Content Warning: This section of the guide includes discussion of graphic violence, illness, death, racism, and gender discrimination.

The Colts and Carbine

The Colt revolvers and the carbine rifle symbolize Libby’s willingness to go to great lengths to protect her household, developing the theme of Civilian Resilience Under Military Authority. After Joseph kills the Mosby’s ranger in the opening scene, Libby shows her resilience by burying the corpse and holster; she demonstrates her practicality by keeping and hiding the gun on her person. Though she initially intends to get ammunition, she keeps the gun a secret after traveling to Leveritt Covington’s. Once there, she realizes she cannot ask about Colt ammunition without revealing the suspicious fact that she has one, and she now doubts whether Covington can be trusted. When she collects more Colts and the carbine from the men she murders on the way to Harper’s Ferry, she chooses to keep the growing arsenal a secret from Sally and Jubilee. The guns represent Libby’s strong feelings of obligation to keep her household as safe as possible, even if she must hide them and cover the truth.

§ **Raw data**:
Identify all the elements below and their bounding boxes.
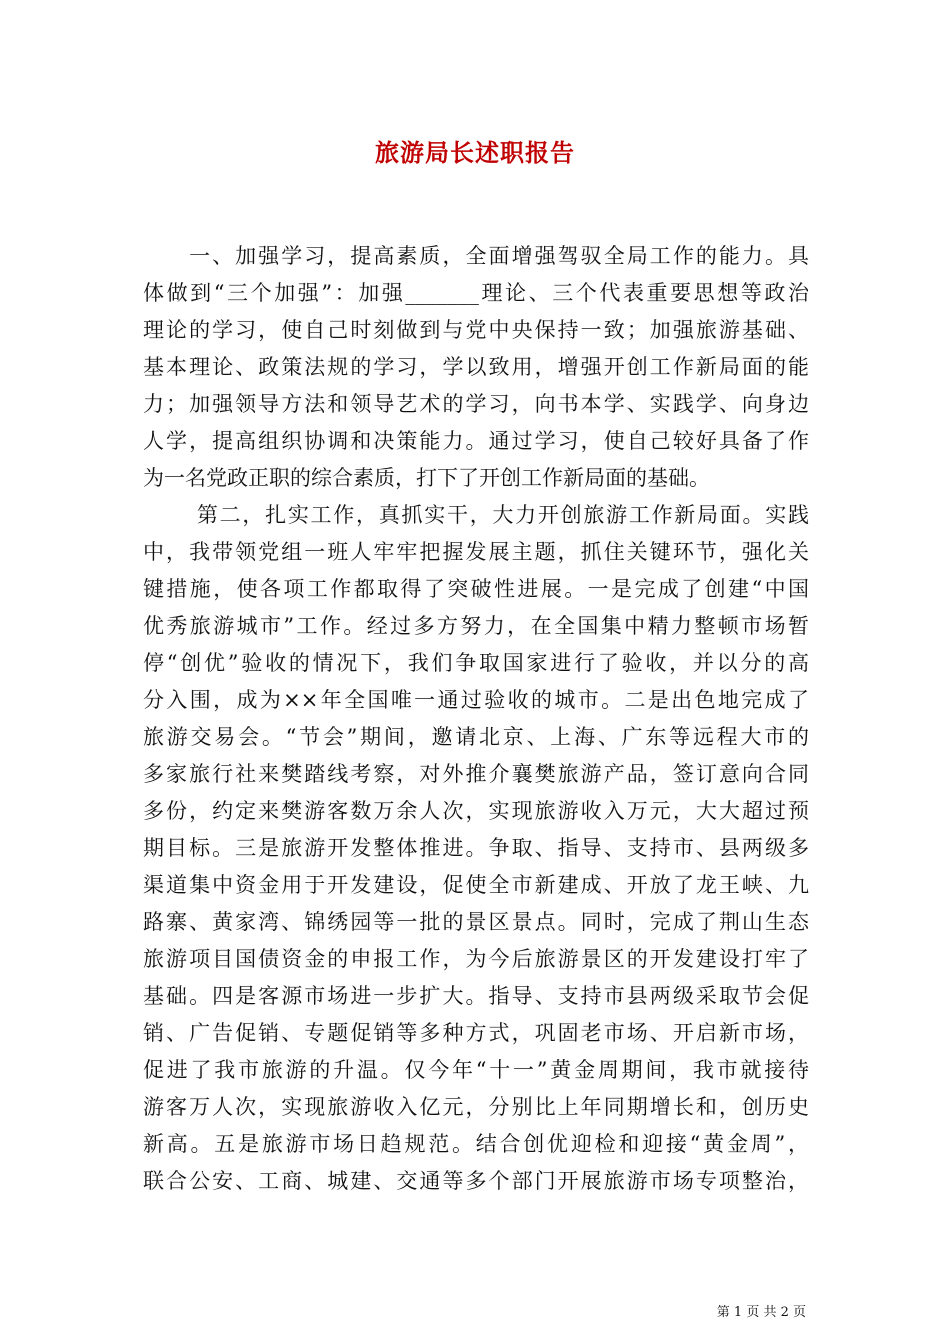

§ **Exercise requirements**:
[1] According to the guide section on the Colts and carbine, why does Libby keep the gun a secret once she reaches Leveritt Covington's? Answer in one to three sentences.
[2] Translate this sentence from the guide section on the Colts and carbine into Spanish: "The guns represent Libby’s strong feelings of obligation to keep her household as safe as possible, even if she must hide them and cover the truth."
[3] In the guide section on the Colts and carbine, what does Libby bury after Joseph kills the Mosby's ranger?
The material is separate from the guide section on the Colts and carbine.

§ **Answers to the problems**:
[1] At Covington's she realizes she cannot ask about Colt ammunition without revealing the suspicious fact that she has a Colt. She also comes to doubt whether Covington can be trusted.

[2] Las armas representan el fuerte sentido de obligación de Libby de mantener su hogar lo más seguro posible, aunque tenga que ocultarlas y encubrir la verdad.

[3] She buries the corpse and the holster.